Exercise task
Leave out the pictures and copy the remaining records exactly.

Data section
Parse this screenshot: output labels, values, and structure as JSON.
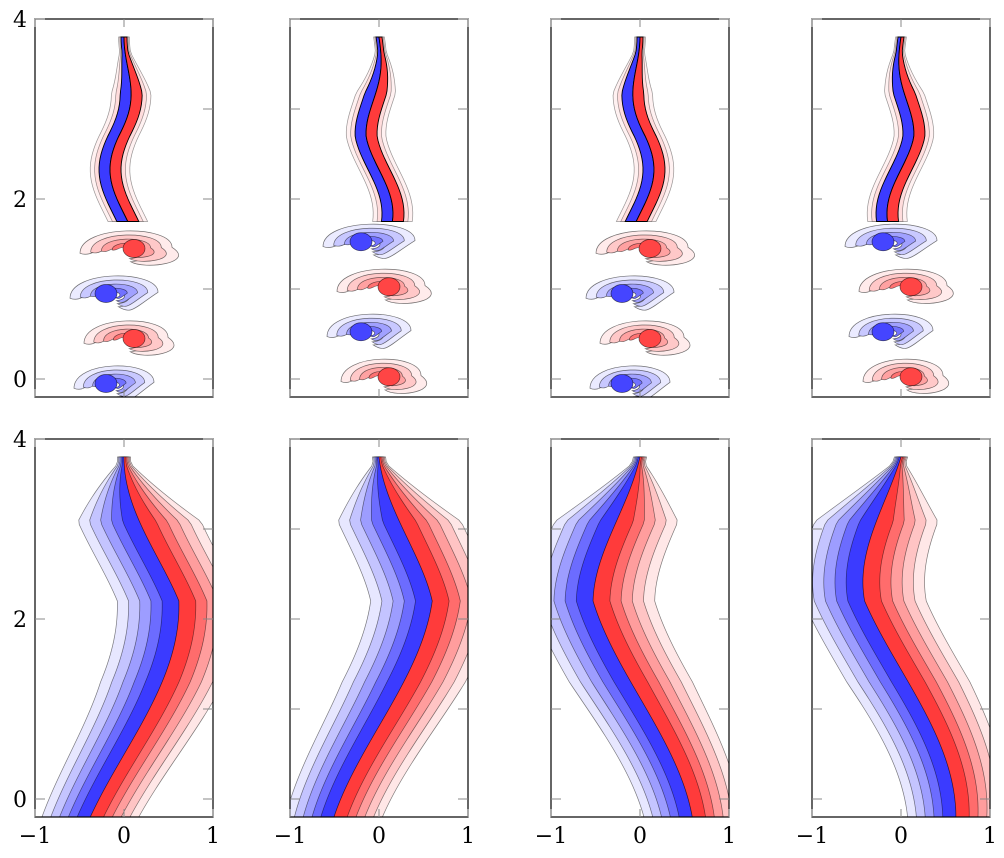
{
  "chart_data": {
    "type": "contour",
    "layout": "2 rows x 4 columns of vorticity contour panels",
    "xlim": [
      -1,
      1
    ],
    "ylim": [
      -0.2,
      4
    ],
    "xticks": [
      -1,
      0,
      1
    ],
    "xtick_labels": [
      "−1",
      "0",
      "1"
    ],
    "yticks": [
      0,
      2,
      4
    ],
    "ytick_labels": [
      "0",
      "2",
      "4"
    ],
    "colors": {
      "positive": "#ff3b3b",
      "negative": "#3b3bff",
      "contour_line": "#000000"
    },
    "panels": [
      {
        "row": 0,
        "col": 0,
        "wake": "vortex-street",
        "phase": 0.0,
        "first_sign": 1
      },
      {
        "row": 0,
        "col": 1,
        "wake": "vortex-street",
        "phase": 0.25,
        "first_sign": -1
      },
      {
        "row": 0,
        "col": 2,
        "wake": "vortex-street",
        "phase": 0.5,
        "first_sign": 1
      },
      {
        "row": 0,
        "col": 3,
        "wake": "vortex-street",
        "phase": 0.75,
        "first_sign": -1
      },
      {
        "row": 1,
        "col": 0,
        "wake": "meander",
        "phase": 0.0,
        "bend": -1
      },
      {
        "row": 1,
        "col": 1,
        "wake": "meander",
        "phase": 0.25,
        "bend": -1
      },
      {
        "row": 1,
        "col": 2,
        "wake": "meander",
        "phase": 0.5,
        "bend": 1
      },
      {
        "row": 1,
        "col": 3,
        "wake": "meander",
        "phase": 0.75,
        "bend": 1
      }
    ]
  }
}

Full response
Parse this screenshot: output labels, values, and structure as JSON.
{
  "chart_data": {
    "type": "contour",
    "layout": "2 rows x 4 columns of vorticity contour panels",
    "xlim": [
      -1,
      1
    ],
    "ylim": [
      -0.2,
      4
    ],
    "xticks": [
      -1,
      0,
      1
    ],
    "xtick_labels": [
      "−1",
      "0",
      "1"
    ],
    "yticks": [
      0,
      2,
      4
    ],
    "ytick_labels": [
      "0",
      "2",
      "4"
    ],
    "colors": {
      "positive": "#ff3b3b",
      "negative": "#3b3bff",
      "contour_line": "#000000"
    },
    "panels": [
      {
        "row": 0,
        "col": 0,
        "wake": "vortex-street",
        "phase": 0.0,
        "first_sign": 1
      },
      {
        "row": 0,
        "col": 1,
        "wake": "vortex-street",
        "phase": 0.25,
        "first_sign": -1
      },
      {
        "row": 0,
        "col": 2,
        "wake": "vortex-street",
        "phase": 0.5,
        "first_sign": 1
      },
      {
        "row": 0,
        "col": 3,
        "wake": "vortex-street",
        "phase": 0.75,
        "first_sign": -1
      },
      {
        "row": 1,
        "col": 0,
        "wake": "meander",
        "phase": 0.0,
        "bend": -1
      },
      {
        "row": 1,
        "col": 1,
        "wake": "meander",
        "phase": 0.25,
        "bend": -1
      },
      {
        "row": 1,
        "col": 2,
        "wake": "meander",
        "phase": 0.5,
        "bend": 1
      },
      {
        "row": 1,
        "col": 3,
        "wake": "meander",
        "phase": 0.75,
        "bend": 1
      }
    ]
  }
}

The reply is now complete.